- **TASK DIRECTIONS**: The records below are to be copied word for word, with every picture left out.

== EXTRACTED DATA ==

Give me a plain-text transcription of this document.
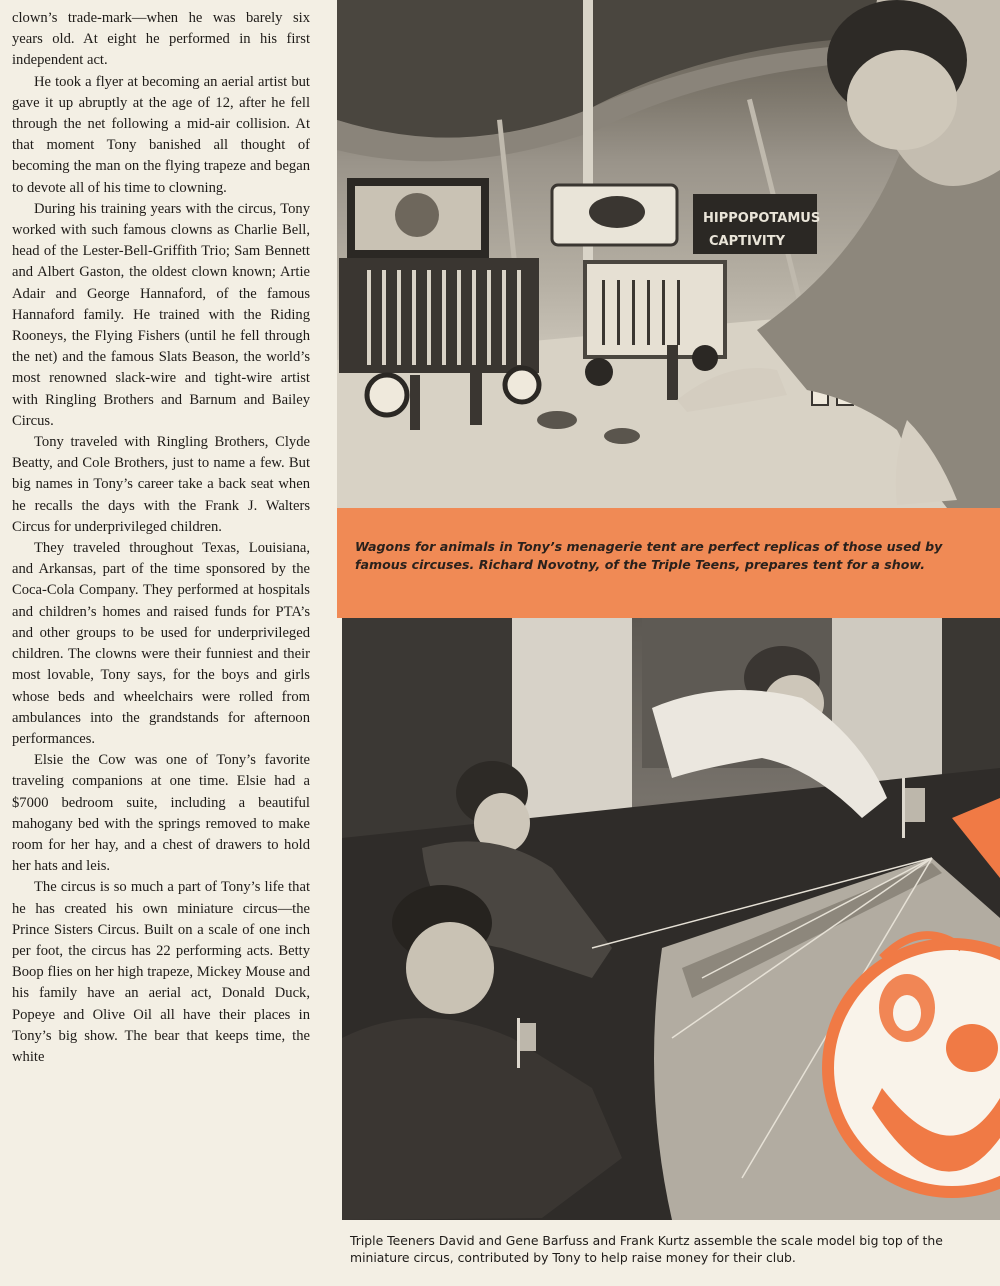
clown’s trade-mark—when he was barely six years old. At eight he performed in his first independent act.

He took a flyer at becoming an aerial artist but gave it up abruptly at the age of 12, after he fell through the net following a mid-air collision. At that moment Tony banished all thought of becoming the man on the flying trapeze and began to devote all of his time to clowning.

During his training years with the circus, Tony worked with such famous clowns as Charlie Bell, head of the Lester-Bell-Griffith Trio; Sam Bennett and Albert Gaston, the oldest clown known; Artie Adair and George Hannaford, of the famous Hannaford family. He trained with the Riding Rooneys, the Flying Fishers (until he fell through the net) and the famous Slats Beason, the world’s most renowned slack-wire and tight-wire artist with Ringling Brothers and Barnum and Bailey Circus.

Tony traveled with Ringling Brothers, Clyde Beatty, and Cole Brothers, just to name a few. But big names in Tony’s career take a back seat when he recalls the days with the Frank J. Walters Circus for underprivileged children.

They traveled throughout Texas, Louisiana, and Arkansas, part of the time sponsored by the Coca-Cola Company. They performed at hospitals and children’s homes and raised funds for PTA’s and other groups to be used for underprivileged children. The clowns were their funniest and their most lovable, Tony says, for the boys and girls whose beds and wheelchairs were rolled from ambulances into the grandstands for afternoon performances.

Elsie the Cow was one of Tony’s favorite traveling companions at one time. Elsie had a $7000 bedroom suite, including a beautiful mahogany bed with the springs removed to make room for her hay, and a chest of drawers to hold her hats and leis.

The circus is so much a part of Tony’s life that he has created his own miniature circus—the Prince Sisters Circus. Built on a scale of one inch per foot, the circus has 22 performing acts. Betty Boop flies on her high trapeze, Mickey Mouse and his family have an aerial act, Donald Duck, Popeye and Olive Oil all have their places in Tony’s big show. The bear that keeps time, the white

HIPPOPOTAMUS
CAPTIVITY
Wagons for animals in Tony’s menagerie tent are perfect replicas of those used by famous circuses. Richard Novotny, of the Triple Teens, prepares tent for a show.
Triple Teeners David and Gene Barfuss and Frank Kurtz assemble the scale model big top of the miniature circus, contributed by Tony to help raise money for their club.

===

- **PROBLEM SOLUTION**:
Give me a plain-text transcription of this document.
clown’s trade-mark—when he was barely six years old. At eight he performed in his first independent act.

He took a flyer at becoming an aerial artist but gave it up abruptly at the age of 12, after he fell through the net following a mid-air collision. At that moment Tony banished all thought of becoming the man on the flying trapeze and began to devote all of his time to clowning.

During his training years with the circus, Tony worked with such famous clowns as Charlie Bell, head of the Lester-Bell-Griffith Trio; Sam Bennett and Albert Gaston, the oldest clown known; Artie Adair and George Hannaford, of the famous Hannaford family. He trained with the Riding Rooneys, the Flying Fishers (until he fell through the net) and the famous Slats Beason, the world’s most renowned slack-wire and tight-wire artist with Ringling Brothers and Barnum and Bailey Circus.

Tony traveled with Ringling Brothers, Clyde Beatty, and Cole Brothers, just to name a few. But big names in Tony’s career take a back seat when he recalls the days with the Frank J. Walters Circus for underprivileged children.

They traveled throughout Texas, Louisiana, and Arkansas, part of the time sponsored by the Coca-Cola Company. They performed at hospitals and children’s homes and raised funds for PTA’s and other groups to be used for underprivileged children. The clowns were their funniest and their most lovable, Tony says, for the boys and girls whose beds and wheelchairs were rolled from ambulances into the grandstands for afternoon performances.

Elsie the Cow was one of Tony’s favorite traveling companions at one time. Elsie had a $7000 bedroom suite, including a beautiful mahogany bed with the springs removed to make room for her hay, and a chest of drawers to hold her hats and leis.

The circus is so much a part of Tony’s life that he has created his own miniature circus—the Prince Sisters Circus. Built on a scale of one inch per foot, the circus has 22 performing acts. Betty Boop flies on her high trapeze, Mickey Mouse and his family have an aerial act, Donald Duck, Popeye and Olive Oil all have their places in Tony’s big show. The bear that keeps time, the white

HIPPOPOTAMUS
CAPTIVITY
Wagons for animals in Tony’s menagerie tent are perfect replicas of those used by famous circuses. Richard Novotny, of the Triple Teens, prepares tent for a show.
Triple Teeners David and Gene Barfuss and Frank Kurtz assemble the scale model big top of the miniature circus, contributed by Tony to help raise money for their club.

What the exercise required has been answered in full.